[Source data]
******

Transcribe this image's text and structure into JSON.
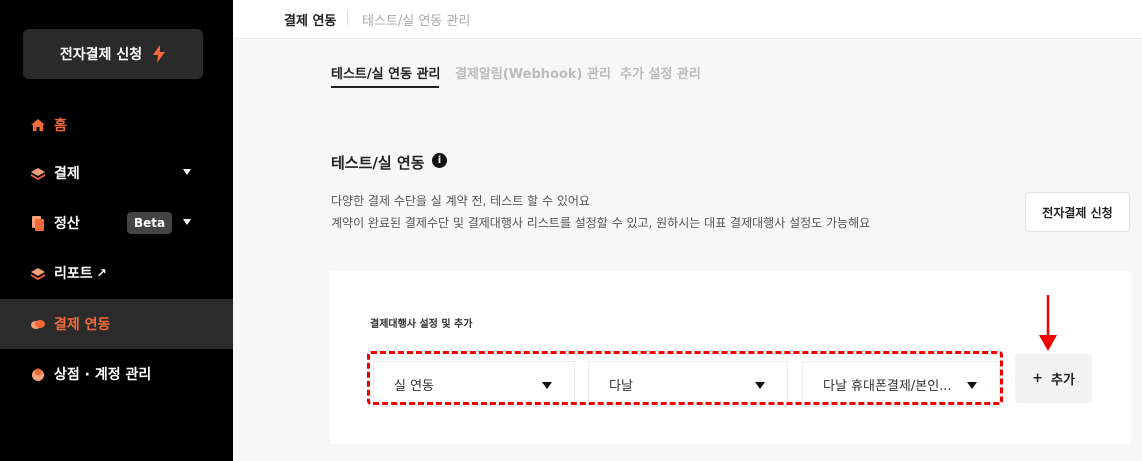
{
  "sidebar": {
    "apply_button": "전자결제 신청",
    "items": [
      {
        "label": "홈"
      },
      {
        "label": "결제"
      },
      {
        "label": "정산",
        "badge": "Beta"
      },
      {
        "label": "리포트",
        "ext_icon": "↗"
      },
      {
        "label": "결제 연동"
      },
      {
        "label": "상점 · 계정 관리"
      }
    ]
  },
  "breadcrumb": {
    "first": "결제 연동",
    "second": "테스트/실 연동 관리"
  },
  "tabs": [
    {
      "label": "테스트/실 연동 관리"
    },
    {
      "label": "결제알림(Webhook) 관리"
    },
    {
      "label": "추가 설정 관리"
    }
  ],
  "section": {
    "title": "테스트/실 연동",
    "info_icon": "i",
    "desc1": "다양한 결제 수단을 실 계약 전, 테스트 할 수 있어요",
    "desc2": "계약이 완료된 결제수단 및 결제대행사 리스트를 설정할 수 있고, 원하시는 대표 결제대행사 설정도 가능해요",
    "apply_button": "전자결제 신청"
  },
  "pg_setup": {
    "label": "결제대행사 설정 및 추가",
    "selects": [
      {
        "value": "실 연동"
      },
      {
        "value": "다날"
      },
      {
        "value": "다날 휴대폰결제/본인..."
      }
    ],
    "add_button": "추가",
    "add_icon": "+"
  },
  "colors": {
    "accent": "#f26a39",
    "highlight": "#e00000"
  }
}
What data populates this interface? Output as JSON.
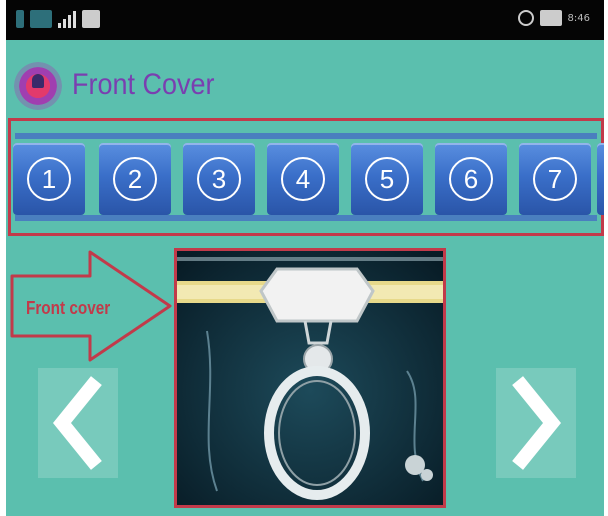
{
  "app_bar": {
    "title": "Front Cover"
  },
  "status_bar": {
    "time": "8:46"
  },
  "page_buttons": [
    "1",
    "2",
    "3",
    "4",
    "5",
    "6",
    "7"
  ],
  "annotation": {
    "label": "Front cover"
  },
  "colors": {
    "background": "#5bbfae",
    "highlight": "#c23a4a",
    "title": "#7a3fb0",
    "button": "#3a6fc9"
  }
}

******

_What you have to do_.
All of the data above should be transcribed verbatim, with pictures omitted.

_Correct output_.
Transcribe this image's text and structure into JSON.
{
  "sidebar": {
    "apply_button": "전자결제 신청",
    "items": [
      {
        "label": "홈"
      },
      {
        "label": "결제"
      },
      {
        "label": "정산",
        "badge": "Beta"
      },
      {
        "label": "리포트",
        "ext_icon": "↗"
      },
      {
        "label": "결제 연동"
      },
      {
        "label": "상점 · 계정 관리"
      }
    ]
  },
  "breadcrumb": {
    "first": "결제 연동",
    "second": "테스트/실 연동 관리"
  },
  "tabs": [
    {
      "label": "테스트/실 연동 관리"
    },
    {
      "label": "결제알림(Webhook) 관리"
    },
    {
      "label": "추가 설정 관리"
    }
  ],
  "section": {
    "title": "테스트/실 연동",
    "info_icon": "i",
    "desc1": "다양한 결제 수단을 실 계약 전, 테스트 할 수 있어요",
    "desc2": "계약이 완료된 결제수단 및 결제대행사 리스트를 설정할 수 있고, 원하시는 대표 결제대행사 설정도 가능해요",
    "apply_button": "전자결제 신청"
  },
  "pg_setup": {
    "label": "결제대행사 설정 및 추가",
    "selects": [
      {
        "value": "실 연동"
      },
      {
        "value": "다날"
      },
      {
        "value": "다날 휴대폰결제/본인..."
      }
    ],
    "add_button": "추가",
    "add_icon": "+"
  },
  "colors": {
    "accent": "#f26a39",
    "highlight": "#e00000"
  }
}
What data populates this interface? Output as JSON.
{
  "app_bar": {
    "title": "Front Cover"
  },
  "status_bar": {
    "time": "8:46"
  },
  "page_buttons": [
    "1",
    "2",
    "3",
    "4",
    "5",
    "6",
    "7"
  ],
  "annotation": {
    "label": "Front cover"
  },
  "colors": {
    "background": "#5bbfae",
    "highlight": "#c23a4a",
    "title": "#7a3fb0",
    "button": "#3a6fc9"
  }
}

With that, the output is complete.